Dataset items ->
========
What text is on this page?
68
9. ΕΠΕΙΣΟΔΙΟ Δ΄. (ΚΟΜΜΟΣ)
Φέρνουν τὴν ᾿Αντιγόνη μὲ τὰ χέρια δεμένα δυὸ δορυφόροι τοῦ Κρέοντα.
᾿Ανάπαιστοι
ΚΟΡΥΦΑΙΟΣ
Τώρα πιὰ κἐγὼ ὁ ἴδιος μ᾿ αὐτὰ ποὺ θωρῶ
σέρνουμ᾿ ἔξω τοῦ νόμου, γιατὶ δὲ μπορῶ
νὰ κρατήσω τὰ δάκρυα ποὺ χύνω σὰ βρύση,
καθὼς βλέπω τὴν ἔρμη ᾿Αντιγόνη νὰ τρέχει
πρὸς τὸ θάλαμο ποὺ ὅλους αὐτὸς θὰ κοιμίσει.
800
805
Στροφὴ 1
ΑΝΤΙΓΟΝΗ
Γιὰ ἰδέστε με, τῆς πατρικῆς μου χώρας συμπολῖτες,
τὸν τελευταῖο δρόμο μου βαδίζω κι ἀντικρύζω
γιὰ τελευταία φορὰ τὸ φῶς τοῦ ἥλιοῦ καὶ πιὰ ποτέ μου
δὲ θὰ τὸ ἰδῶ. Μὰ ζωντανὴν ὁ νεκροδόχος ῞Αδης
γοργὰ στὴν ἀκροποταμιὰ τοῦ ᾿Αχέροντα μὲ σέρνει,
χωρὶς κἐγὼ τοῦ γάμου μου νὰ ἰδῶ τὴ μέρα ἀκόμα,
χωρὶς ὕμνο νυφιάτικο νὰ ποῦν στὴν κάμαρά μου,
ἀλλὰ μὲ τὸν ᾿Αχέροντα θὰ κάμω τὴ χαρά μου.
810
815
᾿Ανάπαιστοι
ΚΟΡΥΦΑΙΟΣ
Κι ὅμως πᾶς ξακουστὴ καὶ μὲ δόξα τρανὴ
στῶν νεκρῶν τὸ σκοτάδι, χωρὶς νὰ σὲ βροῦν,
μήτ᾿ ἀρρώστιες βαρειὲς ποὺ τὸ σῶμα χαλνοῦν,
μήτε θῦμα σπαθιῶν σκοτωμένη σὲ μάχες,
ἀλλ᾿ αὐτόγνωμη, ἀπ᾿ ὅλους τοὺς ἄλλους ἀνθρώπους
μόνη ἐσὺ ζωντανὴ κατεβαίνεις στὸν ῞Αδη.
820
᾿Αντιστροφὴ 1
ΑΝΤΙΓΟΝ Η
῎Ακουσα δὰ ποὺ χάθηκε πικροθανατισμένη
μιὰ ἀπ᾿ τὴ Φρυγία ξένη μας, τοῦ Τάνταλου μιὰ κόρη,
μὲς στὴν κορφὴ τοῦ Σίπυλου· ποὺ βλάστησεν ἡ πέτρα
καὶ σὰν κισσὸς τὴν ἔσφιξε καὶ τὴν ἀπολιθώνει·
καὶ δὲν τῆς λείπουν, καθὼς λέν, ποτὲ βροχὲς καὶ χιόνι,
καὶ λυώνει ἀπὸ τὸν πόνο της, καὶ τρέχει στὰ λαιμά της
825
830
========
SET EXERCISE ->
Identify the lines of the entries containing the string "Αχέροντα". Copy each such line.

COMPLETE OUTPUT ->
γοργὰ στὴν ἀκροποταμιὰ τοῦ ᾿Αχέροντα μὲ σέρνει,
ἀλλὰ μὲ τὸν ᾿Αχέροντα θὰ κάμω τὴ χαρά μου.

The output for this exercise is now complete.